### Problem to solve
Every record must be written out once more, with nothing added or omitted.

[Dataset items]
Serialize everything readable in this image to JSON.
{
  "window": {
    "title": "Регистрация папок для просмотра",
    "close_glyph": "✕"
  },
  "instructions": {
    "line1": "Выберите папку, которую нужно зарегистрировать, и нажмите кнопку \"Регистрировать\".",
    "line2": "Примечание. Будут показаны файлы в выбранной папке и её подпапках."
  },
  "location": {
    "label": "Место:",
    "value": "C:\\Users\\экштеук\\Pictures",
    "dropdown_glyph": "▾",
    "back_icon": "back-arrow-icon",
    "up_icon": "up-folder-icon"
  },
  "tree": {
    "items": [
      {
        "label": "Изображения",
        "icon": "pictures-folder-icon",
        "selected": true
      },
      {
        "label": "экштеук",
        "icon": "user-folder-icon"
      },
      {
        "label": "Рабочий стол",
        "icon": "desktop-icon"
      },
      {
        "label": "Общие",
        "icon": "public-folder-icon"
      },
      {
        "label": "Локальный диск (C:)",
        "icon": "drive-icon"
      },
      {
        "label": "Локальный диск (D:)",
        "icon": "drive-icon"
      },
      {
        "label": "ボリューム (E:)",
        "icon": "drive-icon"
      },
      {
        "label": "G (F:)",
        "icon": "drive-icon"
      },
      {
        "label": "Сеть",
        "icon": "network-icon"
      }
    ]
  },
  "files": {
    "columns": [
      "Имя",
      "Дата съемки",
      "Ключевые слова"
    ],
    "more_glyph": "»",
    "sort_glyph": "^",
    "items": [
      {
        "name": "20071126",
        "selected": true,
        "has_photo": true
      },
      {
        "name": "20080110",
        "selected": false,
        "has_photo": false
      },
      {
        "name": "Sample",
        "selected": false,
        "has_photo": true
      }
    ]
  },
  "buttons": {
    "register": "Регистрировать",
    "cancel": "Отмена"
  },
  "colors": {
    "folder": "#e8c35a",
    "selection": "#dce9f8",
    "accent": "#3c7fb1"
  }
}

### Complete output
Serialize everything readable in this image to JSON.
{
  "window": {
    "title": "Регистрация папок для просмотра",
    "close_glyph": "✕"
  },
  "instructions": {
    "line1": "Выберите папку, которую нужно зарегистрировать, и нажмите кнопку \"Регистрировать\".",
    "line2": "Примечание. Будут показаны файлы в выбранной папке и её подпапках."
  },
  "location": {
    "label": "Место:",
    "value": "C:\\Users\\экштеук\\Pictures",
    "dropdown_glyph": "▾",
    "back_icon": "back-arrow-icon",
    "up_icon": "up-folder-icon"
  },
  "tree": {
    "items": [
      {
        "label": "Изображения",
        "icon": "pictures-folder-icon",
        "selected": true
      },
      {
        "label": "экштеук",
        "icon": "user-folder-icon"
      },
      {
        "label": "Рабочий стол",
        "icon": "desktop-icon"
      },
      {
        "label": "Общие",
        "icon": "public-folder-icon"
      },
      {
        "label": "Локальный диск (C:)",
        "icon": "drive-icon"
      },
      {
        "label": "Локальный диск (D:)",
        "icon": "drive-icon"
      },
      {
        "label": "ボリューム (E:)",
        "icon": "drive-icon"
      },
      {
        "label": "G (F:)",
        "icon": "drive-icon"
      },
      {
        "label": "Сеть",
        "icon": "network-icon"
      }
    ]
  },
  "files": {
    "columns": [
      "Имя",
      "Дата съемки",
      "Ключевые слова"
    ],
    "more_glyph": "»",
    "sort_glyph": "^",
    "items": [
      {
        "name": "20071126",
        "selected": true,
        "has_photo": true
      },
      {
        "name": "20080110",
        "selected": false,
        "has_photo": false
      },
      {
        "name": "Sample",
        "selected": false,
        "has_photo": true
      }
    ]
  },
  "buttons": {
    "register": "Регистрировать",
    "cancel": "Отмена"
  },
  "colors": {
    "folder": "#e8c35a",
    "selection": "#dce9f8",
    "accent": "#3c7fb1"
  }
}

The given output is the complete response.